_WHAT TO PRODUCE_. Pick out each line of the records that includes the string "steps", and copy it.
___ ITEMS
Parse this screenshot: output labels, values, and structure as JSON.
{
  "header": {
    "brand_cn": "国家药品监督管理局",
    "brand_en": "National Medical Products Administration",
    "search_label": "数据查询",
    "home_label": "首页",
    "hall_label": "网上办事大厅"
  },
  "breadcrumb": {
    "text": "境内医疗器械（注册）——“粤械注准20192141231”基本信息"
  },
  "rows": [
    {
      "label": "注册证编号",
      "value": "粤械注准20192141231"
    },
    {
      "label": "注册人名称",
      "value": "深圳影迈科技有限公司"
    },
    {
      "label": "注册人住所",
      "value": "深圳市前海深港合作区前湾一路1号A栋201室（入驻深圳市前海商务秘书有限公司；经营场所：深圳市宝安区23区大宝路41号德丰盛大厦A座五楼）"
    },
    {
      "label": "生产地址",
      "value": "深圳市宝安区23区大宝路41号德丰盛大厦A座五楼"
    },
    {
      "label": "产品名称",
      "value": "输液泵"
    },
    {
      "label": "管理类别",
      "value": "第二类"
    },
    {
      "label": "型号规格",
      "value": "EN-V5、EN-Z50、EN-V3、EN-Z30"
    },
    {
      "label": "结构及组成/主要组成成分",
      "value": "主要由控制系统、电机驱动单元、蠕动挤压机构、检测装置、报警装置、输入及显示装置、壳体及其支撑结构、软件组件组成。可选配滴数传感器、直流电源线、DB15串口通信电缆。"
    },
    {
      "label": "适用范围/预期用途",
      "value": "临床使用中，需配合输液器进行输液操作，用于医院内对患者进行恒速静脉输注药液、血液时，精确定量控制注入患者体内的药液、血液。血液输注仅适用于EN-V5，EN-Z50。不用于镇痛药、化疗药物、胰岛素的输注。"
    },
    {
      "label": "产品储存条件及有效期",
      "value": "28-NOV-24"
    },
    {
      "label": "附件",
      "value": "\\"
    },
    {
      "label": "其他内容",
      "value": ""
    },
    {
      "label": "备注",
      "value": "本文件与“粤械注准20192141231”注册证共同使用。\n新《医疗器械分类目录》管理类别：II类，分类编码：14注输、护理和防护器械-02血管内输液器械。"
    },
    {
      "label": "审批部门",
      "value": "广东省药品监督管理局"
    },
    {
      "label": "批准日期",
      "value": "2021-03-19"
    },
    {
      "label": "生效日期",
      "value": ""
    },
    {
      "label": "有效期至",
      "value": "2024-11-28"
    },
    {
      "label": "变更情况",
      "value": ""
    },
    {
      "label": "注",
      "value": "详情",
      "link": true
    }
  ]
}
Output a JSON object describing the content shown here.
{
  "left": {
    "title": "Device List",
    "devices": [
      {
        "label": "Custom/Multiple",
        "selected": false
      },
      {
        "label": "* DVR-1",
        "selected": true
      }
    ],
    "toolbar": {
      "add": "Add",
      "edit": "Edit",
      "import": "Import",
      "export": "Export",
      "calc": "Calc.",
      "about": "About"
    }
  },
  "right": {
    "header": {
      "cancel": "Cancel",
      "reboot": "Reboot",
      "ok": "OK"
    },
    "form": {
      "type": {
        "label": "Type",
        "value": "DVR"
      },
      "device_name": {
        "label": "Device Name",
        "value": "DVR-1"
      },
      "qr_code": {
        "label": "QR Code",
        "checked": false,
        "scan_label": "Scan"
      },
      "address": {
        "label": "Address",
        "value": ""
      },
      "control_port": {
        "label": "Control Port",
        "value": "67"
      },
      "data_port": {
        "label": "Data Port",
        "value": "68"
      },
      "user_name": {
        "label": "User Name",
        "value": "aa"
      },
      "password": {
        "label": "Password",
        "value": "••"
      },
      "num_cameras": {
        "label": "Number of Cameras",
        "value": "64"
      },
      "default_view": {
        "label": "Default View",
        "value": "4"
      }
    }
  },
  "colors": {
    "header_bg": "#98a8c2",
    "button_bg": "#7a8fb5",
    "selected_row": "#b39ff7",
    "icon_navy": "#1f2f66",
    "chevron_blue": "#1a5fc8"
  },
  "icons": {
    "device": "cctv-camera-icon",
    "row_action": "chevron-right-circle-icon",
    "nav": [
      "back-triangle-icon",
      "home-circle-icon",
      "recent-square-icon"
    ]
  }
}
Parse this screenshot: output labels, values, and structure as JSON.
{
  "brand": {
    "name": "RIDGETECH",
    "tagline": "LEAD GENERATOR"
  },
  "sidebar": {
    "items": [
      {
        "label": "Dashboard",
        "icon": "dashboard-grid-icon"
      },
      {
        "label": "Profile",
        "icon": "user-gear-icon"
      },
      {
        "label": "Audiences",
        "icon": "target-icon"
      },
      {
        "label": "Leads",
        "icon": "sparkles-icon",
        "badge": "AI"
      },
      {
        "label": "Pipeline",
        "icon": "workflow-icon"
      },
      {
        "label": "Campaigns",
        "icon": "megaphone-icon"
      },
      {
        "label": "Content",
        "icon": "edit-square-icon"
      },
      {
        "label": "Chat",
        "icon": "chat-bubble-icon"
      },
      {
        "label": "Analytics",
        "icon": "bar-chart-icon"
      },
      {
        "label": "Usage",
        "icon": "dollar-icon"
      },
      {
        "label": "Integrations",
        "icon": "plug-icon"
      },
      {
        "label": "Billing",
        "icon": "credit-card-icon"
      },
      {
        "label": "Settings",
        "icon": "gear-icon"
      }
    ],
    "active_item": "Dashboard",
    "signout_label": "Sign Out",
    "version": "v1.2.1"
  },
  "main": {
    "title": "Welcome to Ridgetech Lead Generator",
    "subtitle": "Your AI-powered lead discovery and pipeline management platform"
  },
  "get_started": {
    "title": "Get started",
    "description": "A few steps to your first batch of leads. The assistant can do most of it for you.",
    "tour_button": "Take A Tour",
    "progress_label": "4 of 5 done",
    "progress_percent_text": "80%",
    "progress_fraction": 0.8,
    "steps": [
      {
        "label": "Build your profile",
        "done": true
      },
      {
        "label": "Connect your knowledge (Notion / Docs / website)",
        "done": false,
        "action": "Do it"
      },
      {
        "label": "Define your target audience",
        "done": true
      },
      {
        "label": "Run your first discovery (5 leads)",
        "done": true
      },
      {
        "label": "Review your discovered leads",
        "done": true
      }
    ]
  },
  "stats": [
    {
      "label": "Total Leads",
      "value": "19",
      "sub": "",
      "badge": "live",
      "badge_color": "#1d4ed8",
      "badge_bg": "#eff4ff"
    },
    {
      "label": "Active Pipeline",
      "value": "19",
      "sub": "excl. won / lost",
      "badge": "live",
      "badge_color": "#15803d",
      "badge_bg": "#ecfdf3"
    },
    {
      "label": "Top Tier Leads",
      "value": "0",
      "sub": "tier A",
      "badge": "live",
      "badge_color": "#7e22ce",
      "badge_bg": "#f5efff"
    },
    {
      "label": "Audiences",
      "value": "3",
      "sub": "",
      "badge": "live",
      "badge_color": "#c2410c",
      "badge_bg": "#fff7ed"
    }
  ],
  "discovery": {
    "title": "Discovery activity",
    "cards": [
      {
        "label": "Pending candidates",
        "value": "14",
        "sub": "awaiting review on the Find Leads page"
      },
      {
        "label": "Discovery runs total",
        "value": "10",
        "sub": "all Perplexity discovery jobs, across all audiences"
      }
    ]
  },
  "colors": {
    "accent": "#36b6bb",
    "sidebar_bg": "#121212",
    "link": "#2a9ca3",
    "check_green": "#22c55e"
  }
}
______
_RESULT OF THE TASK_.
    "description": "A few steps to your first batch of leads. The assistant can do most of it for you.",
    "steps": [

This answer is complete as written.